## WRITTEN REQUEST
Write the records below out again exactly as given, with no images.

- - - - -

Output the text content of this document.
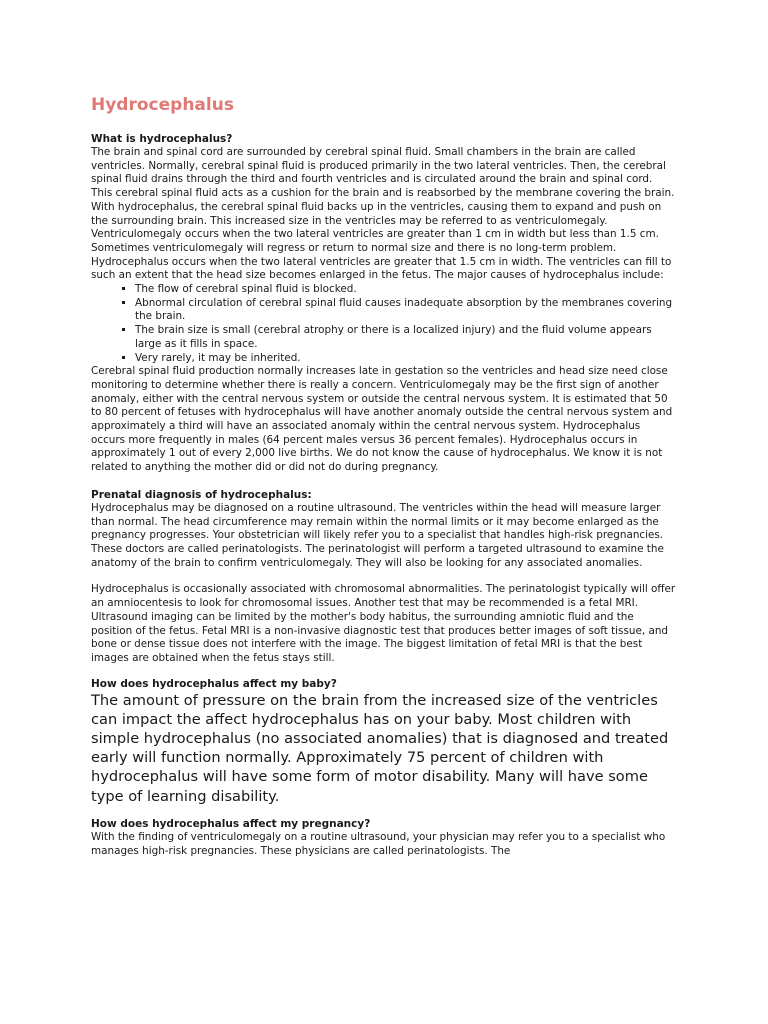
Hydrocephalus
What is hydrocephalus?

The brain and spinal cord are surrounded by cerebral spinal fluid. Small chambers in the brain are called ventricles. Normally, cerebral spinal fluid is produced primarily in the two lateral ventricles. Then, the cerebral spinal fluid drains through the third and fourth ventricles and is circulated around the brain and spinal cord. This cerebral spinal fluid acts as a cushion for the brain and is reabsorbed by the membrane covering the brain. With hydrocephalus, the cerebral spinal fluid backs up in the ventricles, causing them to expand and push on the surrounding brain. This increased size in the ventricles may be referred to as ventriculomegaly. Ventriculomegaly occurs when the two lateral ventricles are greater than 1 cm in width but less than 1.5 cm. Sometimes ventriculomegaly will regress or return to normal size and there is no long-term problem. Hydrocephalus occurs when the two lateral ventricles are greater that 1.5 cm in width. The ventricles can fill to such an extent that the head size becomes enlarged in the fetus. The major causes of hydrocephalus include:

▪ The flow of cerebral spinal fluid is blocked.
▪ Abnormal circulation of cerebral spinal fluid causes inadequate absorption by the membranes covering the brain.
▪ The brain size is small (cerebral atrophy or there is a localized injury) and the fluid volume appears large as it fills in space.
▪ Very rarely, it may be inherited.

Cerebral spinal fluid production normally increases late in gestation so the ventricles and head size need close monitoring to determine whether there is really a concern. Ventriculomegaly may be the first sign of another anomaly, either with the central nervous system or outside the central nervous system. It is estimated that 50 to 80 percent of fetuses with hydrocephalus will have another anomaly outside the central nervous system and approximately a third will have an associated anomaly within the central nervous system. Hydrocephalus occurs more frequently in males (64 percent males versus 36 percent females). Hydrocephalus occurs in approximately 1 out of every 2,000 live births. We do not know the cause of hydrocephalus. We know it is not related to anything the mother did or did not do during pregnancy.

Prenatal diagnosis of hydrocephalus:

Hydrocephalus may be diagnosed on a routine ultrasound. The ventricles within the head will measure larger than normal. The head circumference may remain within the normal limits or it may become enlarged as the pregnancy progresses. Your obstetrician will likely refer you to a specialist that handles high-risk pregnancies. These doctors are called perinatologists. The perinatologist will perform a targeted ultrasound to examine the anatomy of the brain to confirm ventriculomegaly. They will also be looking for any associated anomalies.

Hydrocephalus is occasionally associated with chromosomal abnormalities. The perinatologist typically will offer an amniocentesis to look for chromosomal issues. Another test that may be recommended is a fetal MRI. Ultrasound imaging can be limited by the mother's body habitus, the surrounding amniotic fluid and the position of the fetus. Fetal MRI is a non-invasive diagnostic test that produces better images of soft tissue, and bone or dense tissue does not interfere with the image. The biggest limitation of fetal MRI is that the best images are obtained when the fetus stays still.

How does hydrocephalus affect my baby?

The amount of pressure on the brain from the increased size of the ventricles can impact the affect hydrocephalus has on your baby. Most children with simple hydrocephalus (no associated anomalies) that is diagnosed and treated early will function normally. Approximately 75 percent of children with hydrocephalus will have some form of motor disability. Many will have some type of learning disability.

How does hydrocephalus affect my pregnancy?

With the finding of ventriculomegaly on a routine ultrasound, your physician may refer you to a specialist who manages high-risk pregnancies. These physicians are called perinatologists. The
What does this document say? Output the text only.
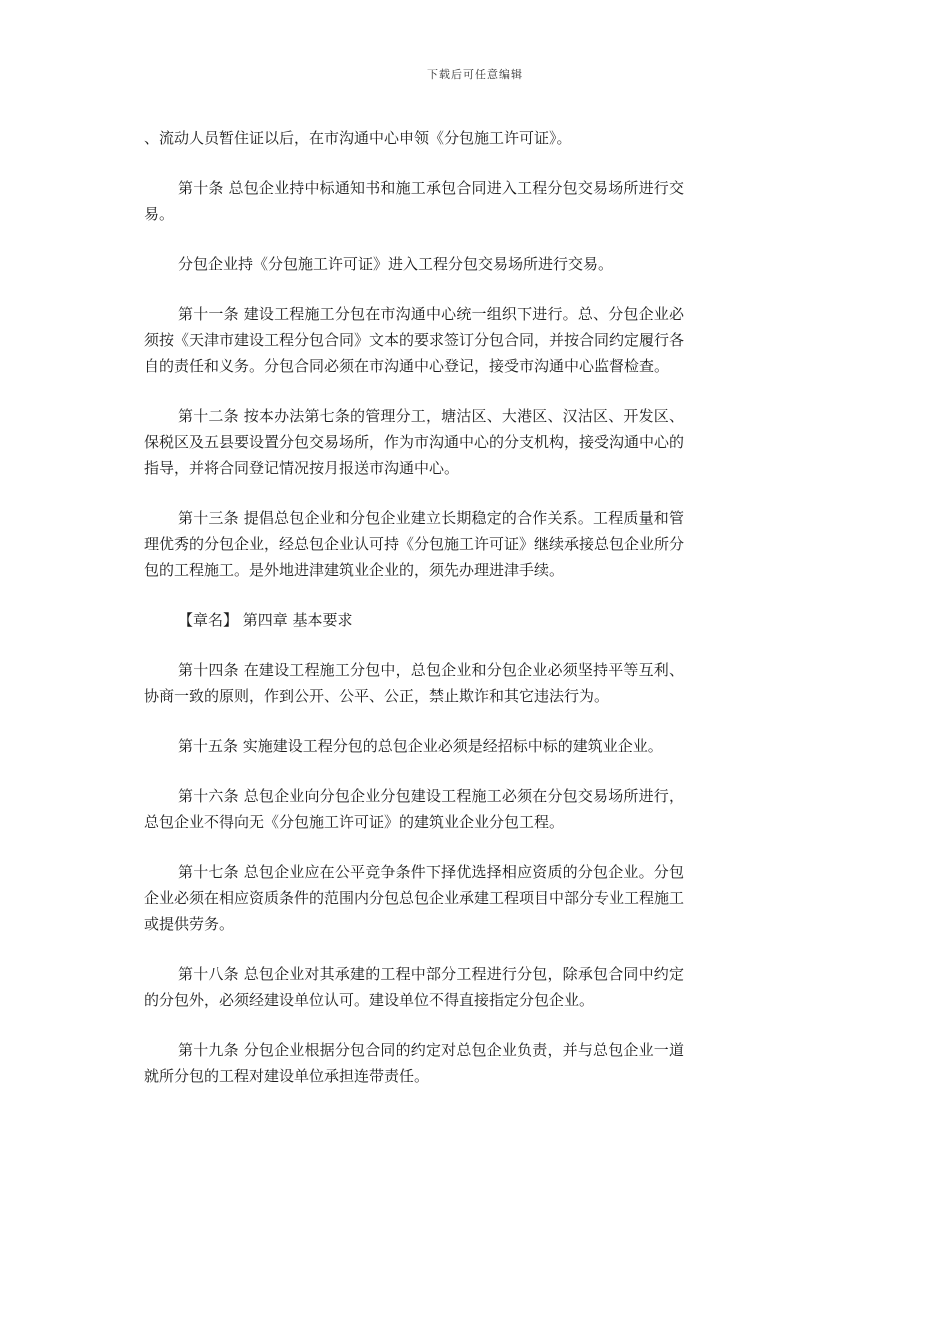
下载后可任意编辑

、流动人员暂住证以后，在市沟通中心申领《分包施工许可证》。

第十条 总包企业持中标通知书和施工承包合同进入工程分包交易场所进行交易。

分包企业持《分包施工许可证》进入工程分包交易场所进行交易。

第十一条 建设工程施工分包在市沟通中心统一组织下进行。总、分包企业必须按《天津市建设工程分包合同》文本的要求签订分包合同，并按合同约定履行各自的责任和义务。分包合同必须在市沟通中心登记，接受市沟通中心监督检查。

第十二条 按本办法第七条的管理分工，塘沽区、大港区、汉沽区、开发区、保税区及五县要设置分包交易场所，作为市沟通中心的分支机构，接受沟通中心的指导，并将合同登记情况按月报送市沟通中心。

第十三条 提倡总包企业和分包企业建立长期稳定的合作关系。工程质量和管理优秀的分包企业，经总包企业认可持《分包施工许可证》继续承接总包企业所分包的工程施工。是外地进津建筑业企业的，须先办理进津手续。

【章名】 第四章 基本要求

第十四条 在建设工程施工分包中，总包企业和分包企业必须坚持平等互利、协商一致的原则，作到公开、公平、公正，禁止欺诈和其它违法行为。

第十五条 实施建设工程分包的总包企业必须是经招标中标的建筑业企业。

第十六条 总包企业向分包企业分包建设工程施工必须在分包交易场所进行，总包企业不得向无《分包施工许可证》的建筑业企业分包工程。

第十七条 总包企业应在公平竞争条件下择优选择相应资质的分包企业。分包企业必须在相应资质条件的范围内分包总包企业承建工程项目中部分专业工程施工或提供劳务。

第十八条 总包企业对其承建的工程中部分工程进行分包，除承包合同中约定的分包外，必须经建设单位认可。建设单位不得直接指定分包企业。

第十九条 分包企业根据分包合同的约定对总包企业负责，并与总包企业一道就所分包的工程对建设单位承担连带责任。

- - - - -

## EXERCISE ANSWER
Output the text content of this document.
Hydrocephalus
What is hydrocephalus?

The brain and spinal cord are surrounded by cerebral spinal fluid. Small chambers in the brain are called ventricles. Normally, cerebral spinal fluid is produced primarily in the two lateral ventricles. Then, the cerebral spinal fluid drains through the third and fourth ventricles and is circulated around the brain and spinal cord. This cerebral spinal fluid acts as a cushion for the brain and is reabsorbed by the membrane covering the brain. With hydrocephalus, the cerebral spinal fluid backs up in the ventricles, causing them to expand and push on the surrounding brain. This increased size in the ventricles may be referred to as ventriculomegaly. Ventriculomegaly occurs when the two lateral ventricles are greater than 1 cm in width but less than 1.5 cm. Sometimes ventriculomegaly will regress or return to normal size and there is no long-term problem. Hydrocephalus occurs when the two lateral ventricles are greater that 1.5 cm in width. The ventricles can fill to such an extent that the head size becomes enlarged in the fetus. The major causes of hydrocephalus include:

▪ The flow of cerebral spinal fluid is blocked.
▪ Abnormal circulation of cerebral spinal fluid causes inadequate absorption by the membranes covering the brain.
▪ The brain size is small (cerebral atrophy or there is a localized injury) and the fluid volume appears large as it fills in space.
▪ Very rarely, it may be inherited.

Cerebral spinal fluid production normally increases late in gestation so the ventricles and head size need close monitoring to determine whether there is really a concern. Ventriculomegaly may be the first sign of another anomaly, either with the central nervous system or outside the central nervous system. It is estimated that 50 to 80 percent of fetuses with hydrocephalus will have another anomaly outside the central nervous system and approximately a third will have an associated anomaly within the central nervous system. Hydrocephalus occurs more frequently in males (64 percent males versus 36 percent females). Hydrocephalus occurs in approximately 1 out of every 2,000 live births. We do not know the cause of hydrocephalus. We know it is not related to anything the mother did or did not do during pregnancy.

Prenatal diagnosis of hydrocephalus:

Hydrocephalus may be diagnosed on a routine ultrasound. The ventricles within the head will measure larger than normal. The head circumference may remain within the normal limits or it may become enlarged as the pregnancy progresses. Your obstetrician will likely refer you to a specialist that handles high-risk pregnancies. These doctors are called perinatologists. The perinatologist will perform a targeted ultrasound to examine the anatomy of the brain to confirm ventriculomegaly. They will also be looking for any associated anomalies.

Hydrocephalus is occasionally associated with chromosomal abnormalities. The perinatologist typically will offer an amniocentesis to look for chromosomal issues. Another test that may be recommended is a fetal MRI. Ultrasound imaging can be limited by the mother's body habitus, the surrounding amniotic fluid and the position of the fetus. Fetal MRI is a non-invasive diagnostic test that produces better images of soft tissue, and bone or dense tissue does not interfere with the image. The biggest limitation of fetal MRI is that the best images are obtained when the fetus stays still.

How does hydrocephalus affect my baby?

The amount of pressure on the brain from the increased size of the ventricles can impact the affect hydrocephalus has on your baby. Most children with simple hydrocephalus (no associated anomalies) that is diagnosed and treated early will function normally. Approximately 75 percent of children with hydrocephalus will have some form of motor disability. Many will have some type of learning disability.

How does hydrocephalus affect my pregnancy?

With the finding of ventriculomegaly on a routine ultrasound, your physician may refer you to a specialist who manages high-risk pregnancies. These physicians are called perinatologists. The
What does this document say? Output the text only.
下载后可任意编辑

、流动人员暂住证以后，在市沟通中心申领《分包施工许可证》。

第十条 总包企业持中标通知书和施工承包合同进入工程分包交易场所进行交易。

分包企业持《分包施工许可证》进入工程分包交易场所进行交易。

第十一条 建设工程施工分包在市沟通中心统一组织下进行。总、分包企业必须按《天津市建设工程分包合同》文本的要求签订分包合同，并按合同约定履行各自的责任和义务。分包合同必须在市沟通中心登记，接受市沟通中心监督检查。

第十二条 按本办法第七条的管理分工，塘沽区、大港区、汉沽区、开发区、保税区及五县要设置分包交易场所，作为市沟通中心的分支机构，接受沟通中心的指导，并将合同登记情况按月报送市沟通中心。

第十三条 提倡总包企业和分包企业建立长期稳定的合作关系。工程质量和管理优秀的分包企业，经总包企业认可持《分包施工许可证》继续承接总包企业所分包的工程施工。是外地进津建筑业企业的，须先办理进津手续。

【章名】 第四章 基本要求

第十四条 在建设工程施工分包中，总包企业和分包企业必须坚持平等互利、协商一致的原则，作到公开、公平、公正，禁止欺诈和其它违法行为。

第十五条 实施建设工程分包的总包企业必须是经招标中标的建筑业企业。

第十六条 总包企业向分包企业分包建设工程施工必须在分包交易场所进行，总包企业不得向无《分包施工许可证》的建筑业企业分包工程。

第十七条 总包企业应在公平竞争条件下择优选择相应资质的分包企业。分包企业必须在相应资质条件的范围内分包总包企业承建工程项目中部分专业工程施工或提供劳务。

第十八条 总包企业对其承建的工程中部分工程进行分包，除承包合同中约定的分包外，必须经建设单位认可。建设单位不得直接指定分包企业。

第十九条 分包企业根据分包合同的约定对总包企业负责，并与总包企业一道就所分包的工程对建设单位承担连带责任。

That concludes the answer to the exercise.